# Records to process:
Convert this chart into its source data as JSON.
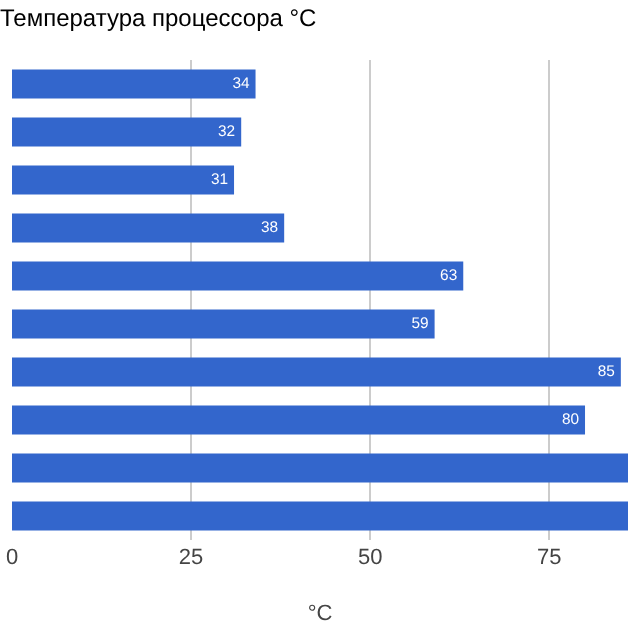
{
  "chart_data": {
    "type": "bar",
    "orientation": "horizontal",
    "title": "Температура процессора °C",
    "xlabel": "°C",
    "categories": [
      null,
      null,
      null,
      null,
      null,
      null,
      null,
      null,
      null,
      null
    ],
    "values": [
      34,
      32,
      31,
      38,
      63,
      59,
      85,
      80,
      86,
      86
    ],
    "value_labels": [
      "34",
      "32",
      "31",
      "38",
      "63",
      "59",
      "85",
      "80",
      null,
      null
    ],
    "color": "#3366cc",
    "xlim": [
      0,
      86
    ],
    "xticks": [
      0,
      25,
      50,
      75
    ],
    "grid": "x"
  }
}
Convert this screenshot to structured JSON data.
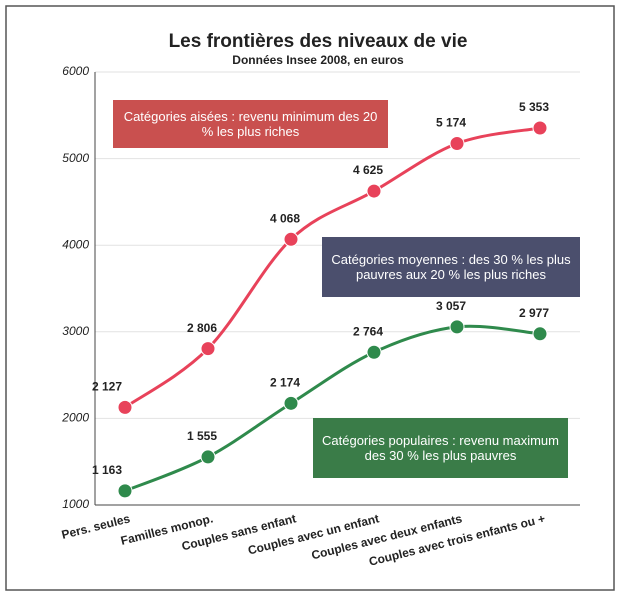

# Set problem:
Write out each line again precisely as it appears, skipping every picture.

# Solution to the problem:
Convert this chart into its source data as JSON.
{
  "chart_data": {
    "type": "bar",
    "orientation": "horizontal",
    "title": "Температура процессора °C",
    "xlabel": "°C",
    "categories": [
      null,
      null,
      null,
      null,
      null,
      null,
      null,
      null,
      null,
      null
    ],
    "values": [
      34,
      32,
      31,
      38,
      63,
      59,
      85,
      80,
      86,
      86
    ],
    "value_labels": [
      "34",
      "32",
      "31",
      "38",
      "63",
      "59",
      "85",
      "80",
      null,
      null
    ],
    "color": "#3366cc",
    "xlim": [
      0,
      86
    ],
    "xticks": [
      0,
      25,
      50,
      75
    ],
    "grid": "x"
  }
}
Convert this screenshot to structured JSON data.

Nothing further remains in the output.